--- Exercise instructions ---
Omit all pictures and give the records below again exactly as written.

--- Dataset records on visual material ---
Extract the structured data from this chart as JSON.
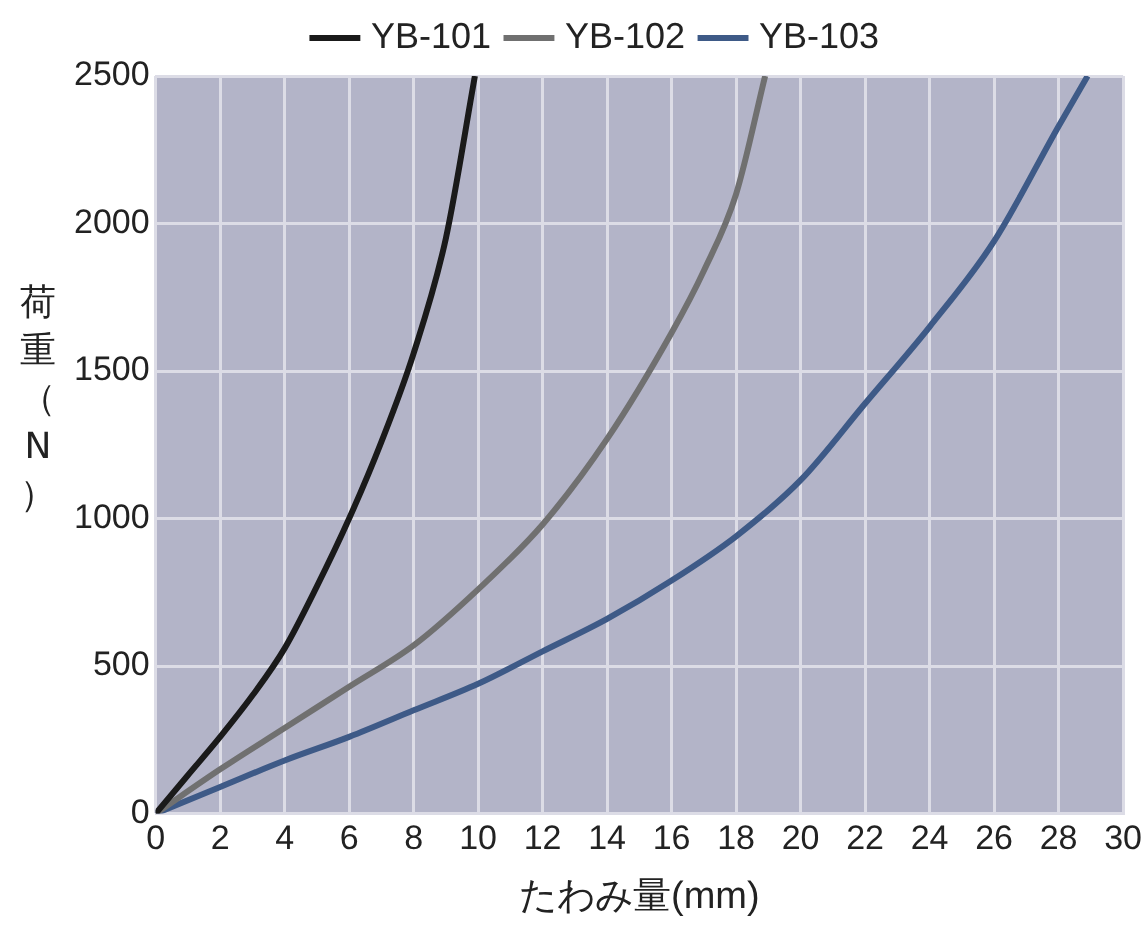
{
  "chart_data": {
    "type": "line",
    "xlabel": "たわみ量(mm)",
    "ylabel": "荷重（N）",
    "xlim": [
      0,
      30
    ],
    "xticks": [
      0,
      2,
      4,
      6,
      8,
      10,
      12,
      14,
      16,
      18,
      20,
      22,
      24,
      26,
      28,
      30
    ],
    "ylim": [
      0,
      2500
    ],
    "yticks": [
      0,
      500,
      1000,
      1500,
      2000,
      2500
    ],
    "grid": true,
    "legend": "top",
    "marker": "none",
    "series": [
      {
        "name": "YB-101",
        "color": "#1a1a1a",
        "x": [
          0,
          1,
          2,
          3,
          4,
          5,
          6,
          7,
          8,
          9,
          9.9
        ],
        "values": [
          0,
          130,
          260,
          400,
          560,
          770,
          1000,
          1260,
          1560,
          1950,
          2500
        ]
      },
      {
        "name": "YB-102",
        "color": "#707070",
        "x": [
          0,
          2,
          4,
          6,
          8,
          10,
          12,
          14,
          16,
          17,
          18,
          18.9
        ],
        "values": [
          0,
          150,
          290,
          430,
          570,
          760,
          980,
          1270,
          1630,
          1840,
          2100,
          2500
        ]
      },
      {
        "name": "YB-103",
        "color": "#3e5a87",
        "x": [
          0,
          2,
          4,
          6,
          8,
          10,
          12,
          14,
          16,
          18,
          20,
          22,
          24,
          26,
          28,
          28.9
        ],
        "values": [
          0,
          90,
          180,
          260,
          350,
          440,
          550,
          660,
          790,
          940,
          1130,
          1390,
          1650,
          1940,
          2330,
          2500
        ]
      }
    ]
  }
}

--- Task answer ---
Extract the structured data from this chart as JSON.
{
  "chart_data": {
    "type": "line",
    "xlabel": "たわみ量(mm)",
    "ylabel": "荷重（N）",
    "xlim": [
      0,
      30
    ],
    "xticks": [
      0,
      2,
      4,
      6,
      8,
      10,
      12,
      14,
      16,
      18,
      20,
      22,
      24,
      26,
      28,
      30
    ],
    "ylim": [
      0,
      2500
    ],
    "yticks": [
      0,
      500,
      1000,
      1500,
      2000,
      2500
    ],
    "grid": true,
    "legend": "top",
    "marker": "none",
    "series": [
      {
        "name": "YB-101",
        "color": "#1a1a1a",
        "x": [
          0,
          1,
          2,
          3,
          4,
          5,
          6,
          7,
          8,
          9,
          9.9
        ],
        "values": [
          0,
          130,
          260,
          400,
          560,
          770,
          1000,
          1260,
          1560,
          1950,
          2500
        ]
      },
      {
        "name": "YB-102",
        "color": "#707070",
        "x": [
          0,
          2,
          4,
          6,
          8,
          10,
          12,
          14,
          16,
          17,
          18,
          18.9
        ],
        "values": [
          0,
          150,
          290,
          430,
          570,
          760,
          980,
          1270,
          1630,
          1840,
          2100,
          2500
        ]
      },
      {
        "name": "YB-103",
        "color": "#3e5a87",
        "x": [
          0,
          2,
          4,
          6,
          8,
          10,
          12,
          14,
          16,
          18,
          20,
          22,
          24,
          26,
          28,
          28.9
        ],
        "values": [
          0,
          90,
          180,
          260,
          350,
          440,
          550,
          660,
          790,
          940,
          1130,
          1390,
          1650,
          1940,
          2330,
          2500
        ]
      }
    ]
  }
}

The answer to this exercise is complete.